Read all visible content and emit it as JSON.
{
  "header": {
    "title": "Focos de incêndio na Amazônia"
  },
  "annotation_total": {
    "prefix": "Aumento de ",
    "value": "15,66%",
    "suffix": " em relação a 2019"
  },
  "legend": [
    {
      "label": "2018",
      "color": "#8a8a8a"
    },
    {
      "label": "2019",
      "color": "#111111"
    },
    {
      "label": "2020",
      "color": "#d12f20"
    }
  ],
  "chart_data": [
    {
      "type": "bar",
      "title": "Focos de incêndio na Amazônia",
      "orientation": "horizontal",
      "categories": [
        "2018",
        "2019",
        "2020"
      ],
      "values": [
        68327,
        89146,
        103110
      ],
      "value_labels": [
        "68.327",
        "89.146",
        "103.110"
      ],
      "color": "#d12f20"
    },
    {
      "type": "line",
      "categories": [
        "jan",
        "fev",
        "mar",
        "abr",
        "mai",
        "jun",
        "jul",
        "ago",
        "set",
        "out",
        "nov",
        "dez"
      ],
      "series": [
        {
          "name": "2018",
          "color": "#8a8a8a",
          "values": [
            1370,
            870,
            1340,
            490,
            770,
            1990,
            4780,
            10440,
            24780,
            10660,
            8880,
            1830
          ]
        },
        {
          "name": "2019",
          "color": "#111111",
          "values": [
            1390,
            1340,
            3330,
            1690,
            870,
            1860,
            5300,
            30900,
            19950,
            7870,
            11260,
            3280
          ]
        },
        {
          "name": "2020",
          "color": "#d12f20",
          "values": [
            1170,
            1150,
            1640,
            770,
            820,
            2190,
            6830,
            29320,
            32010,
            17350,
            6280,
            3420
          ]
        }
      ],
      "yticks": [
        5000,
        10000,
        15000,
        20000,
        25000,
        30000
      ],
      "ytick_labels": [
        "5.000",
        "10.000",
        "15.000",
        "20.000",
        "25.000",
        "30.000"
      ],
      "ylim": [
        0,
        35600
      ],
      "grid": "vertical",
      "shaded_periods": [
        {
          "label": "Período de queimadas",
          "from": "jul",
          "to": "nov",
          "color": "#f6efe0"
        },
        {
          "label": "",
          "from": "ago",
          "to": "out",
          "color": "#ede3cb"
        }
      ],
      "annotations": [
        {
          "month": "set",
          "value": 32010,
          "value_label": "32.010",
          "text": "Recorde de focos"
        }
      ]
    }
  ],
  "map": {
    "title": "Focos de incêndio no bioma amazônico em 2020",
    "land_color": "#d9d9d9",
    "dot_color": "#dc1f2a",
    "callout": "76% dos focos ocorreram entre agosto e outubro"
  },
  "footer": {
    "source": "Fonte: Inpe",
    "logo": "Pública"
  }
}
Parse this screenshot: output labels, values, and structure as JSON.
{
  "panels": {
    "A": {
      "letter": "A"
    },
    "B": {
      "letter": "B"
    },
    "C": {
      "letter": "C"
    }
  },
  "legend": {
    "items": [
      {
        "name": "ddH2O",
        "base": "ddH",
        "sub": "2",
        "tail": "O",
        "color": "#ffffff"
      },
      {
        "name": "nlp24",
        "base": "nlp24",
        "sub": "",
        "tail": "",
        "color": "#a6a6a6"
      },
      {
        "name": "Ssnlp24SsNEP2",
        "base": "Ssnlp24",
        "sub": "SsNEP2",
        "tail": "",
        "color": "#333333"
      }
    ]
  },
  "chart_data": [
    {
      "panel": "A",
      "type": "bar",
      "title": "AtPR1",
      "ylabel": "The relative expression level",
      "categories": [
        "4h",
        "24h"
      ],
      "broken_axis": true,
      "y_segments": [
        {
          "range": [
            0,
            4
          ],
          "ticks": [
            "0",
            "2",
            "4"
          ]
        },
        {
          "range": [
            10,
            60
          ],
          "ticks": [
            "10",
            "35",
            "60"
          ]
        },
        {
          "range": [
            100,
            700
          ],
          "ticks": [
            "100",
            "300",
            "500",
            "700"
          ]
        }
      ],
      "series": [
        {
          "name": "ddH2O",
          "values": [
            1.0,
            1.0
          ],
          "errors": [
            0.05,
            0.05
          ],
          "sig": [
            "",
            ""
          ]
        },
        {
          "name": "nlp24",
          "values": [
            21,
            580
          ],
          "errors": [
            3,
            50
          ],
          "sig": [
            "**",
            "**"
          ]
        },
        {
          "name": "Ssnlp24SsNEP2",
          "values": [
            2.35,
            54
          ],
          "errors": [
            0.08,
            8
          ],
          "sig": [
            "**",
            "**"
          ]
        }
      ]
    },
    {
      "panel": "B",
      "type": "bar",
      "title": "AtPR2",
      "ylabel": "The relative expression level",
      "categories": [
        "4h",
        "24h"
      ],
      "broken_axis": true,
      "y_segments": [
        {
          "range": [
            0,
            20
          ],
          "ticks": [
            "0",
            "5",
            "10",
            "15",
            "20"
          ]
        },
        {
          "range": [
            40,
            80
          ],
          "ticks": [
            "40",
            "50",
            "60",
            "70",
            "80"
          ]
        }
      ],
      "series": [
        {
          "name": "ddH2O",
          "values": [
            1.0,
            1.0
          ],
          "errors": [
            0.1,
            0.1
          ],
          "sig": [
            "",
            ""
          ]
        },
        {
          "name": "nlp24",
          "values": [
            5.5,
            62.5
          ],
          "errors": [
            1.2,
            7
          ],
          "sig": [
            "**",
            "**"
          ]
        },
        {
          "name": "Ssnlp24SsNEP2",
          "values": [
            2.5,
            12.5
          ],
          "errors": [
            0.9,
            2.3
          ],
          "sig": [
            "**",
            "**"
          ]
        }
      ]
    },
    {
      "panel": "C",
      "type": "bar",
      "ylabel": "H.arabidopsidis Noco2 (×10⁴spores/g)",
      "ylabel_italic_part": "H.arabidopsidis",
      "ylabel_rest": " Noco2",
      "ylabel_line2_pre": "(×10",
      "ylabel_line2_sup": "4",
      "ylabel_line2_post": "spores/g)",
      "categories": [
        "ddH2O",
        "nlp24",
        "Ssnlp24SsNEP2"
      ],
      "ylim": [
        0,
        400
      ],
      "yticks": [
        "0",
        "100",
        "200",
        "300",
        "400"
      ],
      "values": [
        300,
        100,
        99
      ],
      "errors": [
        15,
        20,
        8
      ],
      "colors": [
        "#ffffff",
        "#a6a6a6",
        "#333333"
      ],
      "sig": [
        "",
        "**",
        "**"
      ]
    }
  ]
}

= = = =

### Your objective
Retype the data exactly as given.

### Solution to the exercise
Read all visible content and emit it as JSON.
{
  "header": {
    "title": "Focos de incêndio na Amazônia"
  },
  "annotation_total": {
    "prefix": "Aumento de ",
    "value": "15,66%",
    "suffix": " em relação a 2019"
  },
  "legend": [
    {
      "label": "2018",
      "color": "#8a8a8a"
    },
    {
      "label": "2019",
      "color": "#111111"
    },
    {
      "label": "2020",
      "color": "#d12f20"
    }
  ],
  "chart_data": [
    {
      "type": "bar",
      "title": "Focos de incêndio na Amazônia",
      "orientation": "horizontal",
      "categories": [
        "2018",
        "2019",
        "2020"
      ],
      "values": [
        68327,
        89146,
        103110
      ],
      "value_labels": [
        "68.327",
        "89.146",
        "103.110"
      ],
      "color": "#d12f20"
    },
    {
      "type": "line",
      "categories": [
        "jan",
        "fev",
        "mar",
        "abr",
        "mai",
        "jun",
        "jul",
        "ago",
        "set",
        "out",
        "nov",
        "dez"
      ],
      "series": [
        {
          "name": "2018",
          "color": "#8a8a8a",
          "values": [
            1370,
            870,
            1340,
            490,
            770,
            1990,
            4780,
            10440,
            24780,
            10660,
            8880,
            1830
          ]
        },
        {
          "name": "2019",
          "color": "#111111",
          "values": [
            1390,
            1340,
            3330,
            1690,
            870,
            1860,
            5300,
            30900,
            19950,
            7870,
            11260,
            3280
          ]
        },
        {
          "name": "2020",
          "color": "#d12f20",
          "values": [
            1170,
            1150,
            1640,
            770,
            820,
            2190,
            6830,
            29320,
            32010,
            17350,
            6280,
            3420
          ]
        }
      ],
      "yticks": [
        5000,
        10000,
        15000,
        20000,
        25000,
        30000
      ],
      "ytick_labels": [
        "5.000",
        "10.000",
        "15.000",
        "20.000",
        "25.000",
        "30.000"
      ],
      "ylim": [
        0,
        35600
      ],
      "grid": "vertical",
      "shaded_periods": [
        {
          "label": "Período de queimadas",
          "from": "jul",
          "to": "nov",
          "color": "#f6efe0"
        },
        {
          "label": "",
          "from": "ago",
          "to": "out",
          "color": "#ede3cb"
        }
      ],
      "annotations": [
        {
          "month": "set",
          "value": 32010,
          "value_label": "32.010",
          "text": "Recorde de focos"
        }
      ]
    }
  ],
  "map": {
    "title": "Focos de incêndio no bioma amazônico em 2020",
    "land_color": "#d9d9d9",
    "dot_color": "#dc1f2a",
    "callout": "76% dos focos ocorreram entre agosto e outubro"
  },
  "footer": {
    "source": "Fonte: Inpe",
    "logo": "Pública"
  }
}
Parse this screenshot: output labels, values, and structure as JSON.
{
  "panels": {
    "A": {
      "letter": "A"
    },
    "B": {
      "letter": "B"
    },
    "C": {
      "letter": "C"
    }
  },
  "legend": {
    "items": [
      {
        "name": "ddH2O",
        "base": "ddH",
        "sub": "2",
        "tail": "O",
        "color": "#ffffff"
      },
      {
        "name": "nlp24",
        "base": "nlp24",
        "sub": "",
        "tail": "",
        "color": "#a6a6a6"
      },
      {
        "name": "Ssnlp24SsNEP2",
        "base": "Ssnlp24",
        "sub": "SsNEP2",
        "tail": "",
        "color": "#333333"
      }
    ]
  },
  "chart_data": [
    {
      "panel": "A",
      "type": "bar",
      "title": "AtPR1",
      "ylabel": "The relative expression level",
      "categories": [
        "4h",
        "24h"
      ],
      "broken_axis": true,
      "y_segments": [
        {
          "range": [
            0,
            4
          ],
          "ticks": [
            "0",
            "2",
            "4"
          ]
        },
        {
          "range": [
            10,
            60
          ],
          "ticks": [
            "10",
            "35",
            "60"
          ]
        },
        {
          "range": [
            100,
            700
          ],
          "ticks": [
            "100",
            "300",
            "500",
            "700"
          ]
        }
      ],
      "series": [
        {
          "name": "ddH2O",
          "values": [
            1.0,
            1.0
          ],
          "errors": [
            0.05,
            0.05
          ],
          "sig": [
            "",
            ""
          ]
        },
        {
          "name": "nlp24",
          "values": [
            21,
            580
          ],
          "errors": [
            3,
            50
          ],
          "sig": [
            "**",
            "**"
          ]
        },
        {
          "name": "Ssnlp24SsNEP2",
          "values": [
            2.35,
            54
          ],
          "errors": [
            0.08,
            8
          ],
          "sig": [
            "**",
            "**"
          ]
        }
      ]
    },
    {
      "panel": "B",
      "type": "bar",
      "title": "AtPR2",
      "ylabel": "The relative expression level",
      "categories": [
        "4h",
        "24h"
      ],
      "broken_axis": true,
      "y_segments": [
        {
          "range": [
            0,
            20
          ],
          "ticks": [
            "0",
            "5",
            "10",
            "15",
            "20"
          ]
        },
        {
          "range": [
            40,
            80
          ],
          "ticks": [
            "40",
            "50",
            "60",
            "70",
            "80"
          ]
        }
      ],
      "series": [
        {
          "name": "ddH2O",
          "values": [
            1.0,
            1.0
          ],
          "errors": [
            0.1,
            0.1
          ],
          "sig": [
            "",
            ""
          ]
        },
        {
          "name": "nlp24",
          "values": [
            5.5,
            62.5
          ],
          "errors": [
            1.2,
            7
          ],
          "sig": [
            "**",
            "**"
          ]
        },
        {
          "name": "Ssnlp24SsNEP2",
          "values": [
            2.5,
            12.5
          ],
          "errors": [
            0.9,
            2.3
          ],
          "sig": [
            "**",
            "**"
          ]
        }
      ]
    },
    {
      "panel": "C",
      "type": "bar",
      "ylabel": "H.arabidopsidis Noco2 (×10⁴spores/g)",
      "ylabel_italic_part": "H.arabidopsidis",
      "ylabel_rest": " Noco2",
      "ylabel_line2_pre": "(×10",
      "ylabel_line2_sup": "4",
      "ylabel_line2_post": "spores/g)",
      "categories": [
        "ddH2O",
        "nlp24",
        "Ssnlp24SsNEP2"
      ],
      "ylim": [
        0,
        400
      ],
      "yticks": [
        "0",
        "100",
        "200",
        "300",
        "400"
      ],
      "values": [
        300,
        100,
        99
      ],
      "errors": [
        15,
        20,
        8
      ],
      "colors": [
        "#ffffff",
        "#a6a6a6",
        "#333333"
      ],
      "sig": [
        "",
        "**",
        "**"
      ]
    }
  ]
}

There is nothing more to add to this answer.